### What the task asks
Check every line of the entries below for the word "like", and copy the ones that have it.

[Data records]

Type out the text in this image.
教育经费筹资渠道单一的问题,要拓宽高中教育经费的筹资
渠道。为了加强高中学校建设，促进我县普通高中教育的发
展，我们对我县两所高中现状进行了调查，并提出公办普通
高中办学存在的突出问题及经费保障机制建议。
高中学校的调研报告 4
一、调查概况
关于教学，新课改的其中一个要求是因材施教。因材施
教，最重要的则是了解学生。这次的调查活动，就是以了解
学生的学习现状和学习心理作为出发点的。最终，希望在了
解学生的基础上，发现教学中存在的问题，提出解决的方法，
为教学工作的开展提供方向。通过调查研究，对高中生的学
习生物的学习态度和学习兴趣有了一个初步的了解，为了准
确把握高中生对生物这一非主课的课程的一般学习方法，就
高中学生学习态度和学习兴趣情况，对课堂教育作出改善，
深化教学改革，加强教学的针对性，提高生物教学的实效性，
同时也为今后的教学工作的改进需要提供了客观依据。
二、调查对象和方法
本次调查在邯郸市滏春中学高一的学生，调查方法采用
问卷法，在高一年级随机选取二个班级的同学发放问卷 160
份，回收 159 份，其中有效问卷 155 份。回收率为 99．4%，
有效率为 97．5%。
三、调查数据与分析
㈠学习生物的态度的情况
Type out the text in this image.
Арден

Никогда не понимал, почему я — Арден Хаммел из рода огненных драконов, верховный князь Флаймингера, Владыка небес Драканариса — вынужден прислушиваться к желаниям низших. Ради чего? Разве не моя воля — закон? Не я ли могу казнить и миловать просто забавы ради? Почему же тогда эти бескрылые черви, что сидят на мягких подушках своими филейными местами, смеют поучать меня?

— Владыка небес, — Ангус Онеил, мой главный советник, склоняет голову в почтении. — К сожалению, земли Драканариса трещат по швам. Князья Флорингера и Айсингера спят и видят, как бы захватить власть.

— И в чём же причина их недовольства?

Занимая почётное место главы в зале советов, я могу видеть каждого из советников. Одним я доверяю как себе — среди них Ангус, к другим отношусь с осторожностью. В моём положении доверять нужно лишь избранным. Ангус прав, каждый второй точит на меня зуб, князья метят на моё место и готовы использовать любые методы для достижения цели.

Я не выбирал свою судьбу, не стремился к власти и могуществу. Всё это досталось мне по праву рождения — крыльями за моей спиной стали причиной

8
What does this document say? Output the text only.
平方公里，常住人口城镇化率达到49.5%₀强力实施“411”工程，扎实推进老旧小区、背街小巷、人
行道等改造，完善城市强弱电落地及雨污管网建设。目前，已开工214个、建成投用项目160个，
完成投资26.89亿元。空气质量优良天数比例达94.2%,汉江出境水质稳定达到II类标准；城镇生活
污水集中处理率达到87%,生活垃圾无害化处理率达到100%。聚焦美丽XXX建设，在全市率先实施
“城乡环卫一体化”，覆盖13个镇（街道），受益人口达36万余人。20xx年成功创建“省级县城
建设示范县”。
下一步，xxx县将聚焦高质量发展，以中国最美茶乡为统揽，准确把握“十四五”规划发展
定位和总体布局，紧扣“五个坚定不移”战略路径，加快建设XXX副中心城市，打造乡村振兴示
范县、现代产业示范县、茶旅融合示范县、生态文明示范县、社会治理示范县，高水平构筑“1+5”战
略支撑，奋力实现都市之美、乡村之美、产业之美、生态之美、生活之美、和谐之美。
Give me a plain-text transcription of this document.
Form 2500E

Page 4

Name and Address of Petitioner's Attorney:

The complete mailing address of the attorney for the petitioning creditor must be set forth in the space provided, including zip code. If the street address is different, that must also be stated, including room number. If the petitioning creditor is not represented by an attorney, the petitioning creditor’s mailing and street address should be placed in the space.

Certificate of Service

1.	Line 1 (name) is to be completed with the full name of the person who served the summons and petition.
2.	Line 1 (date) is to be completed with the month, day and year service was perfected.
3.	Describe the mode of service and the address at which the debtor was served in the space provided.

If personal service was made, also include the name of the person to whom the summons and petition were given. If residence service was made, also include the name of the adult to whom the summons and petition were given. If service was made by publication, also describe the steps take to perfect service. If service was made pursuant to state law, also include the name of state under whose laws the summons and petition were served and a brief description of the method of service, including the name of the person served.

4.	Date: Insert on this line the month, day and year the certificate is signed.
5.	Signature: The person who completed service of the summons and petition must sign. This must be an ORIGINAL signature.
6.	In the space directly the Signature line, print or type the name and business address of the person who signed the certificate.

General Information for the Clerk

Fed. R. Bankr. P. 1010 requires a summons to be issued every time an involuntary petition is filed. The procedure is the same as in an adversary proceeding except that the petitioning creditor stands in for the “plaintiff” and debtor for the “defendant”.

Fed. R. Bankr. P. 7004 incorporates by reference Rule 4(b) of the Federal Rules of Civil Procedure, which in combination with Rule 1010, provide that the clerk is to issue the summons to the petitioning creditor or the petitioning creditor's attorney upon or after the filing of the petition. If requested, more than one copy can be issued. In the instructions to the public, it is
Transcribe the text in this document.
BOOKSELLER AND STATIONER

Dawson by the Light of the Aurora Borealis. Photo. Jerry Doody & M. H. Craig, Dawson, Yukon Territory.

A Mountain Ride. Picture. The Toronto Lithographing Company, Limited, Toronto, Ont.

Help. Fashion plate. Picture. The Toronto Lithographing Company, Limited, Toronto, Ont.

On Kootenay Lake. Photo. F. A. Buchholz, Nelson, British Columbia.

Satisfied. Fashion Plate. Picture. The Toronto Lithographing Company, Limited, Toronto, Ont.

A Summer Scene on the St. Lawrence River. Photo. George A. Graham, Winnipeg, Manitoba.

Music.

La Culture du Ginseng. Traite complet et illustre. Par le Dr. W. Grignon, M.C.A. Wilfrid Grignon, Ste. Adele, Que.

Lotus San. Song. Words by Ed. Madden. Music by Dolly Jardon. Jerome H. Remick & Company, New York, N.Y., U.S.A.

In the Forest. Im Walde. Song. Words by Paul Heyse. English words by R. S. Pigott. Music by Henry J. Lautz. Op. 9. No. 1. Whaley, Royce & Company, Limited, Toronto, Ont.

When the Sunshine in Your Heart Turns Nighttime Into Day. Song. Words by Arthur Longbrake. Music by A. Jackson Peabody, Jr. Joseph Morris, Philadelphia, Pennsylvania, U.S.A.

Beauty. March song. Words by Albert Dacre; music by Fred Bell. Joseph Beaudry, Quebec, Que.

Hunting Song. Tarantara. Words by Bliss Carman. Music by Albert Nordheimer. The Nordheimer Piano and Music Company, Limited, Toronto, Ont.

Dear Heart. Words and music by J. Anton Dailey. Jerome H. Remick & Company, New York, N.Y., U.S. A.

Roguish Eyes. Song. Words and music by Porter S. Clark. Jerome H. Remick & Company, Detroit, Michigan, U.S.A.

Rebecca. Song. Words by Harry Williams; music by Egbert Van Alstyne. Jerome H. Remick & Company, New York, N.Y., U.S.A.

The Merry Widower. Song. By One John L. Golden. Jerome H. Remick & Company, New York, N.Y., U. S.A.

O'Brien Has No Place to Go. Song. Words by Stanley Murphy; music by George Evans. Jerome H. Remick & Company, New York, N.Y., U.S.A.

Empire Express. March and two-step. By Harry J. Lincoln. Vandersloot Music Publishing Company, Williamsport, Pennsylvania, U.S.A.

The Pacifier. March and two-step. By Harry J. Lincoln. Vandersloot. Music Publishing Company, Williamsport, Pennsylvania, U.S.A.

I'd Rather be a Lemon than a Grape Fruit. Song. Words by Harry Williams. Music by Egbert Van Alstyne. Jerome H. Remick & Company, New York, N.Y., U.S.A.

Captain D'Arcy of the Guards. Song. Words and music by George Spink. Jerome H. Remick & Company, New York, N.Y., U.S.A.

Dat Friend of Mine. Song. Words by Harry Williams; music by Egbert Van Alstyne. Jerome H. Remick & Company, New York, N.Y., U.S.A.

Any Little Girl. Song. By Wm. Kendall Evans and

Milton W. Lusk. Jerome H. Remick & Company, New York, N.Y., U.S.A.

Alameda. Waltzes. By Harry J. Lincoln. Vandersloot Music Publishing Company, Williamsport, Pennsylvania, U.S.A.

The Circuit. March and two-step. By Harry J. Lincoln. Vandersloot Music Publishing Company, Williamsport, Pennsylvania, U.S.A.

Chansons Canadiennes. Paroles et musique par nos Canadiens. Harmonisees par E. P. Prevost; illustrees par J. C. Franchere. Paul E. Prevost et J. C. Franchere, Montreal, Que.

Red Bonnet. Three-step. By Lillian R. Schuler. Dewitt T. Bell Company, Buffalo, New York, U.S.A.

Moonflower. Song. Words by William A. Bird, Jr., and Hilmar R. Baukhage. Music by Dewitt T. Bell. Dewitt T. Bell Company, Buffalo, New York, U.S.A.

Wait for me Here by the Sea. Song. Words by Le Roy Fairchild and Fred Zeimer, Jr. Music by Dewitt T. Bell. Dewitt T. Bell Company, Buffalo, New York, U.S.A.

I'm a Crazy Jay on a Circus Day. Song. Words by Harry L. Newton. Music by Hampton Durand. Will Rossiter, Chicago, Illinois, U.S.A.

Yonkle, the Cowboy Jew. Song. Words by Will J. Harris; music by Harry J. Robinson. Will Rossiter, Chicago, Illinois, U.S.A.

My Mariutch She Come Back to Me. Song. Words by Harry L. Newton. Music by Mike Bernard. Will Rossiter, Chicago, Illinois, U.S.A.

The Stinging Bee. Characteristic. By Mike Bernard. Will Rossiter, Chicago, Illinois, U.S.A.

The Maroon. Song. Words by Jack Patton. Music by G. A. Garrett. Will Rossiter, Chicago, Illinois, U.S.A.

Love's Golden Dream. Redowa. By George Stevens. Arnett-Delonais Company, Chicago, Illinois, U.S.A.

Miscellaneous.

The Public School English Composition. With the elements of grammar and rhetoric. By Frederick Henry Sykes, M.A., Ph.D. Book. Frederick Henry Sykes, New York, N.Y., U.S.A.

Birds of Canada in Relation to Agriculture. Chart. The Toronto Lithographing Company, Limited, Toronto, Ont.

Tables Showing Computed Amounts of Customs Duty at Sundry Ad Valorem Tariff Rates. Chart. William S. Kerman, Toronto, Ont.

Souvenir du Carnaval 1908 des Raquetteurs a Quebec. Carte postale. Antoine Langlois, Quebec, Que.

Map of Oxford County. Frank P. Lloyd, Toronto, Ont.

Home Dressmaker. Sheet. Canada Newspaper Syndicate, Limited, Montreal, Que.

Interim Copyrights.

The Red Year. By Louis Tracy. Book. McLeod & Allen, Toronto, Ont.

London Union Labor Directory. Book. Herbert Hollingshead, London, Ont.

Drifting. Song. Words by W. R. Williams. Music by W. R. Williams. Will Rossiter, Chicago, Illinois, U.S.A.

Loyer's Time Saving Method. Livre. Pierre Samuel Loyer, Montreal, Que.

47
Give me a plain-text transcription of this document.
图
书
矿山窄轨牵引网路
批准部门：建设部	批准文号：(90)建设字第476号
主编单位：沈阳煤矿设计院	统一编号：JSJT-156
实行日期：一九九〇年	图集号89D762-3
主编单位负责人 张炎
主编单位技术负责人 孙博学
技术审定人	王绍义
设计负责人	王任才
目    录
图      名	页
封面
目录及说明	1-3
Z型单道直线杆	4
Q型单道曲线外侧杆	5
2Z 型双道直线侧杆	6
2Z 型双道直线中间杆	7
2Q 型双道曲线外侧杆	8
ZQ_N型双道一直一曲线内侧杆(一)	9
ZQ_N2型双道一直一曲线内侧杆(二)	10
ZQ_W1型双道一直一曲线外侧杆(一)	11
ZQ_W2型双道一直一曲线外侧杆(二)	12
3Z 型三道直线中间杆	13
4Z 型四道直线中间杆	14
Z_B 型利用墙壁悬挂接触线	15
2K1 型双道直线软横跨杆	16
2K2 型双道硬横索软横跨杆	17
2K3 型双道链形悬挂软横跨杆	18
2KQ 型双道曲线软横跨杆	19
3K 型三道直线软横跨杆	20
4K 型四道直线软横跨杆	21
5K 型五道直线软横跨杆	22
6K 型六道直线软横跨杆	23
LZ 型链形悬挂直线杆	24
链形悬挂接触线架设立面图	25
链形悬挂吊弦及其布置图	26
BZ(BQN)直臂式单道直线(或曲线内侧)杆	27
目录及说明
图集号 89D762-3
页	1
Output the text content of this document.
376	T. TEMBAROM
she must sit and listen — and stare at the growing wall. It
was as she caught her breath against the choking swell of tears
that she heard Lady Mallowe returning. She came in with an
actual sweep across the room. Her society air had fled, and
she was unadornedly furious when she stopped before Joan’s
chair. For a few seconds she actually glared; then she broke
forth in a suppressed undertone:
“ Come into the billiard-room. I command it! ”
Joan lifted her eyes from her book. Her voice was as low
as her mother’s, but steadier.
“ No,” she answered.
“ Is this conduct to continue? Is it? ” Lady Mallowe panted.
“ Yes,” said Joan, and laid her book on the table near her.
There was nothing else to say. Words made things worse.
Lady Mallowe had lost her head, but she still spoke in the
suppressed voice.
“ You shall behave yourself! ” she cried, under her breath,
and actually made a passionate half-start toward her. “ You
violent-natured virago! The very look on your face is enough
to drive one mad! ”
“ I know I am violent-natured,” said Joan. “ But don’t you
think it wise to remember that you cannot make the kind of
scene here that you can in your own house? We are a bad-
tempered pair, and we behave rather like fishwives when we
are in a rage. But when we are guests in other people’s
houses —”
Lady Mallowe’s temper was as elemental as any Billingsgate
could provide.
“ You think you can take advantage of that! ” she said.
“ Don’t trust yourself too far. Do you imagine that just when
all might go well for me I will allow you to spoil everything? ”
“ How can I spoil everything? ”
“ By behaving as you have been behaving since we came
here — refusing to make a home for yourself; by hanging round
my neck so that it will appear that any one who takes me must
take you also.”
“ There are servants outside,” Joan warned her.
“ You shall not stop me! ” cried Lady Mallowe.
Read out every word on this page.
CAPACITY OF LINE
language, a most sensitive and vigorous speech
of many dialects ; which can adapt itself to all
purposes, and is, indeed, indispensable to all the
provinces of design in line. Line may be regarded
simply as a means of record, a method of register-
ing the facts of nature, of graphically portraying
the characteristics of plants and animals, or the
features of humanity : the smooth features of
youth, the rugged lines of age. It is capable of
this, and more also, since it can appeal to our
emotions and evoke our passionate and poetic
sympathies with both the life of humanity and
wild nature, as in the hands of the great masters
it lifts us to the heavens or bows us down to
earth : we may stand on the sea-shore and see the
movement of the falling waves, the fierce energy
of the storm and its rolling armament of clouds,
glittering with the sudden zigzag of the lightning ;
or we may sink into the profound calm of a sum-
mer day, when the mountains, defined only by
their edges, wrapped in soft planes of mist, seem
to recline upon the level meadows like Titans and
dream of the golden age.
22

### Answer to this problem
tempered pair, and we behave rather like fishwives when we
to recline upon the level meadows like Titans and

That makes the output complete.